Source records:
---+---

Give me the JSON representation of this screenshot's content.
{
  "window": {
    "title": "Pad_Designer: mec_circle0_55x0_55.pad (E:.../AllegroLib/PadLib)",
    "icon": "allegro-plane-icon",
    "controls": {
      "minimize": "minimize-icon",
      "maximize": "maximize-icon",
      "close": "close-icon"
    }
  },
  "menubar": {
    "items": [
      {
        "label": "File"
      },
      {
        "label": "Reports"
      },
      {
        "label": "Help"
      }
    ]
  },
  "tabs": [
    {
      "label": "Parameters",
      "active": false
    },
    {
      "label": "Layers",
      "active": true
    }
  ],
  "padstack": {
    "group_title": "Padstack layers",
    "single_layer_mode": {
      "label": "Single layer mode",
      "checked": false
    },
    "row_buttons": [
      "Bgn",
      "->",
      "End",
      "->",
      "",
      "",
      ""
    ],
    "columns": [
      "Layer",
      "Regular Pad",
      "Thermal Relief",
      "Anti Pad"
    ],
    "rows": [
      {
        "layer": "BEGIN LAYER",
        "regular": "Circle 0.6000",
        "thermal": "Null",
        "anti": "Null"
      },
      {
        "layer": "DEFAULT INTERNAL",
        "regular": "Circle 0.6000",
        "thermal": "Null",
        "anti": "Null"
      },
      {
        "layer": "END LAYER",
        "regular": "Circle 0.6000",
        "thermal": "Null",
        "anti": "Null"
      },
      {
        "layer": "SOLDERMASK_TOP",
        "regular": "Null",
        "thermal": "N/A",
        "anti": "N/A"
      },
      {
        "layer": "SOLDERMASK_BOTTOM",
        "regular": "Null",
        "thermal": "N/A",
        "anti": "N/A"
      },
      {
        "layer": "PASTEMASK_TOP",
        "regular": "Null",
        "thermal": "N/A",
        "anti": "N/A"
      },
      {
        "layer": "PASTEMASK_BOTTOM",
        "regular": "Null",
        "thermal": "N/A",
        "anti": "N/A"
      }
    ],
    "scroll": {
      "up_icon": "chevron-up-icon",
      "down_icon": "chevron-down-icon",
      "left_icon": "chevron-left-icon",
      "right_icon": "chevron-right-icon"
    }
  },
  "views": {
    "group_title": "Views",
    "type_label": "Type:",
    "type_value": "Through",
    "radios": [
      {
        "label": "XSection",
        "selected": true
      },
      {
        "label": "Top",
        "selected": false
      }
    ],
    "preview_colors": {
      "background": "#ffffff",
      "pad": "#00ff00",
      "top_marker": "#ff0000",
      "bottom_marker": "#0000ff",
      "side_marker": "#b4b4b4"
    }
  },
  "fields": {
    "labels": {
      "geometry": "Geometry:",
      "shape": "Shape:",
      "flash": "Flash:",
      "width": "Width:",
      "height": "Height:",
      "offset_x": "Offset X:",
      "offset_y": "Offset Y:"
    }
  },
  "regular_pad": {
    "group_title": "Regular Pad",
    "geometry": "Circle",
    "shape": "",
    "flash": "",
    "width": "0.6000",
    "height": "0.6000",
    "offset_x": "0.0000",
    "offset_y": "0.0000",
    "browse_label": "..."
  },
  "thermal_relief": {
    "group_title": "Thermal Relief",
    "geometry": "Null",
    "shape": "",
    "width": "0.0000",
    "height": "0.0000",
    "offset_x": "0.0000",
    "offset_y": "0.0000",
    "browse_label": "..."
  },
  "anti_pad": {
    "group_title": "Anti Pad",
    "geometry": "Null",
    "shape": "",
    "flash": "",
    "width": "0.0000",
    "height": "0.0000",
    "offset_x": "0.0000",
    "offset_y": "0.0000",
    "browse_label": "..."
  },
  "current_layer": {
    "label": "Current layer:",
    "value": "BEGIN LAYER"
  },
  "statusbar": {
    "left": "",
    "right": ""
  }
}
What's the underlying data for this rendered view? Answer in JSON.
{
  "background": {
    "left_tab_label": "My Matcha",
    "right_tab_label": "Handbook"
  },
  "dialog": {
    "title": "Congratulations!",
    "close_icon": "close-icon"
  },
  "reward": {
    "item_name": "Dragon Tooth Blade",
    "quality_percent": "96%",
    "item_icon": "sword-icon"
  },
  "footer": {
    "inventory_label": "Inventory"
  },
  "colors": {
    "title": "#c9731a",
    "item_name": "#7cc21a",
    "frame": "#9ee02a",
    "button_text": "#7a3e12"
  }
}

---+---

### [Goal of the exercise]
Exactly reproduce all of the entries above.

### [Answer below]
Give me the JSON representation of this screenshot's content.
{
  "window": {
    "title": "Pad_Designer: mec_circle0_55x0_55.pad (E:.../AllegroLib/PadLib)",
    "icon": "allegro-plane-icon",
    "controls": {
      "minimize": "minimize-icon",
      "maximize": "maximize-icon",
      "close": "close-icon"
    }
  },
  "menubar": {
    "items": [
      {
        "label": "File"
      },
      {
        "label": "Reports"
      },
      {
        "label": "Help"
      }
    ]
  },
  "tabs": [
    {
      "label": "Parameters",
      "active": false
    },
    {
      "label": "Layers",
      "active": true
    }
  ],
  "padstack": {
    "group_title": "Padstack layers",
    "single_layer_mode": {
      "label": "Single layer mode",
      "checked": false
    },
    "row_buttons": [
      "Bgn",
      "->",
      "End",
      "->",
      "",
      "",
      ""
    ],
    "columns": [
      "Layer",
      "Regular Pad",
      "Thermal Relief",
      "Anti Pad"
    ],
    "rows": [
      {
        "layer": "BEGIN LAYER",
        "regular": "Circle 0.6000",
        "thermal": "Null",
        "anti": "Null"
      },
      {
        "layer": "DEFAULT INTERNAL",
        "regular": "Circle 0.6000",
        "thermal": "Null",
        "anti": "Null"
      },
      {
        "layer": "END LAYER",
        "regular": "Circle 0.6000",
        "thermal": "Null",
        "anti": "Null"
      },
      {
        "layer": "SOLDERMASK_TOP",
        "regular": "Null",
        "thermal": "N/A",
        "anti": "N/A"
      },
      {
        "layer": "SOLDERMASK_BOTTOM",
        "regular": "Null",
        "thermal": "N/A",
        "anti": "N/A"
      },
      {
        "layer": "PASTEMASK_TOP",
        "regular": "Null",
        "thermal": "N/A",
        "anti": "N/A"
      },
      {
        "layer": "PASTEMASK_BOTTOM",
        "regular": "Null",
        "thermal": "N/A",
        "anti": "N/A"
      }
    ],
    "scroll": {
      "up_icon": "chevron-up-icon",
      "down_icon": "chevron-down-icon",
      "left_icon": "chevron-left-icon",
      "right_icon": "chevron-right-icon"
    }
  },
  "views": {
    "group_title": "Views",
    "type_label": "Type:",
    "type_value": "Through",
    "radios": [
      {
        "label": "XSection",
        "selected": true
      },
      {
        "label": "Top",
        "selected": false
      }
    ],
    "preview_colors": {
      "background": "#ffffff",
      "pad": "#00ff00",
      "top_marker": "#ff0000",
      "bottom_marker": "#0000ff",
      "side_marker": "#b4b4b4"
    }
  },
  "fields": {
    "labels": {
      "geometry": "Geometry:",
      "shape": "Shape:",
      "flash": "Flash:",
      "width": "Width:",
      "height": "Height:",
      "offset_x": "Offset X:",
      "offset_y": "Offset Y:"
    }
  },
  "regular_pad": {
    "group_title": "Regular Pad",
    "geometry": "Circle",
    "shape": "",
    "flash": "",
    "width": "0.6000",
    "height": "0.6000",
    "offset_x": "0.0000",
    "offset_y": "0.0000",
    "browse_label": "..."
  },
  "thermal_relief": {
    "group_title": "Thermal Relief",
    "geometry": "Null",
    "shape": "",
    "width": "0.0000",
    "height": "0.0000",
    "offset_x": "0.0000",
    "offset_y": "0.0000",
    "browse_label": "..."
  },
  "anti_pad": {
    "group_title": "Anti Pad",
    "geometry": "Null",
    "shape": "",
    "flash": "",
    "width": "0.0000",
    "height": "0.0000",
    "offset_x": "0.0000",
    "offset_y": "0.0000",
    "browse_label": "..."
  },
  "current_layer": {
    "label": "Current layer:",
    "value": "BEGIN LAYER"
  },
  "statusbar": {
    "left": "",
    "right": ""
  }
}
What's the underlying data for this rendered view? Answer in JSON.
{
  "background": {
    "left_tab_label": "My Matcha",
    "right_tab_label": "Handbook"
  },
  "dialog": {
    "title": "Congratulations!",
    "close_icon": "close-icon"
  },
  "reward": {
    "item_name": "Dragon Tooth Blade",
    "quality_percent": "96%",
    "item_icon": "sword-icon"
  },
  "footer": {
    "inventory_label": "Inventory"
  },
  "colors": {
    "title": "#c9731a",
    "item_name": "#7cc21a",
    "frame": "#9ee02a",
    "button_text": "#7a3e12"
  }
}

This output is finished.